**Data listing:**
>> BEGIN
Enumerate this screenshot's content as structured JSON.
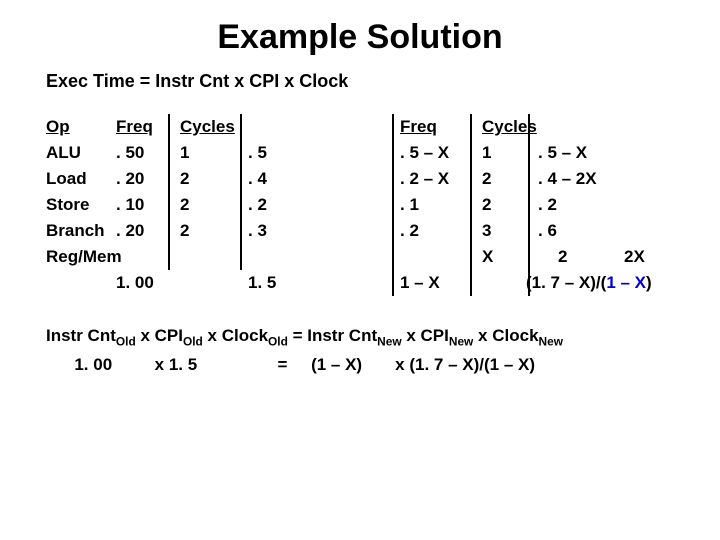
{
  "title": "Example Solution",
  "formula": "Exec Time = Instr Cnt  x CPI x Clock",
  "headers": {
    "op": "Op",
    "freq": "Freq",
    "cycles": "Cycles",
    "freq2": "Freq",
    "cycles2": "Cycles"
  },
  "rows": [
    {
      "op": "ALU",
      "f": ". 50",
      "c": "1",
      "p": ". 5",
      "f2": ". 5 – X",
      "c2": "1",
      "p2": ". 5 – X"
    },
    {
      "op": "Load",
      "f": ". 20",
      "c": "2",
      "p": ". 4",
      "f2": ". 2 – X",
      "c2": "2",
      "p2": ". 4 – 2X"
    },
    {
      "op": "Store",
      "f": ". 10",
      "c": "2",
      "p": ". 2",
      "f2": ". 1",
      "c2": "2",
      "p2": ". 2"
    },
    {
      "op": "Branch",
      "f": ". 20",
      "c": "2",
      "p": ". 3",
      "f2": ". 2",
      "c2": "3",
      "p2": ". 6"
    }
  ],
  "regmem": {
    "op": "Reg/Mem",
    "c2": "X",
    "p2": "2",
    "tail": "2X"
  },
  "totals": {
    "f": "1. 00",
    "p": "1. 5",
    "f2": "1 – X",
    "p2": "(1. 7 – X)/(",
    "p2b": "1 – X",
    "p2c": ")"
  },
  "eq": {
    "line1a": "Instr Cnt",
    "old": "Old",
    "x": " x ",
    "cpi": "CPI",
    "clk": "Clock",
    "eq": " = ",
    "new": "New",
    "l2a": "1. 00",
    "l2b": "x  1. 5",
    "l2eq": "=",
    "l2c": "(1 – X)",
    "l2d": "x  (1. 7 – X)/(1 – X)"
  }
}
>> END
**What is expected:**
Reproduce all entries without any change, and omit the pictures.

**Complete answer:**
Enumerate this screenshot's content as structured JSON.
{
  "title": "Example Solution",
  "formula": "Exec Time = Instr Cnt  x CPI x Clock",
  "headers": {
    "op": "Op",
    "freq": "Freq",
    "cycles": "Cycles",
    "freq2": "Freq",
    "cycles2": "Cycles"
  },
  "rows": [
    {
      "op": "ALU",
      "f": ". 50",
      "c": "1",
      "p": ". 5",
      "f2": ". 5 – X",
      "c2": "1",
      "p2": ". 5 – X"
    },
    {
      "op": "Load",
      "f": ". 20",
      "c": "2",
      "p": ". 4",
      "f2": ". 2 – X",
      "c2": "2",
      "p2": ". 4 – 2X"
    },
    {
      "op": "Store",
      "f": ". 10",
      "c": "2",
      "p": ". 2",
      "f2": ". 1",
      "c2": "2",
      "p2": ". 2"
    },
    {
      "op": "Branch",
      "f": ". 20",
      "c": "2",
      "p": ". 3",
      "f2": ". 2",
      "c2": "3",
      "p2": ". 6"
    }
  ],
  "regmem": {
    "op": "Reg/Mem",
    "c2": "X",
    "p2": "2",
    "tail": "2X"
  },
  "totals": {
    "f": "1. 00",
    "p": "1. 5",
    "f2": "1 – X",
    "p2": "(1. 7 – X)/(",
    "p2b": "1 – X",
    "p2c": ")"
  },
  "eq": {
    "line1a": "Instr Cnt",
    "old": "Old",
    "x": " x ",
    "cpi": "CPI",
    "clk": "Clock",
    "eq": " = ",
    "new": "New",
    "l2a": "1. 00",
    "l2b": "x  1. 5",
    "l2eq": "=",
    "l2c": "(1 – X)",
    "l2d": "x  (1. 7 – X)/(1 – X)"
  }
}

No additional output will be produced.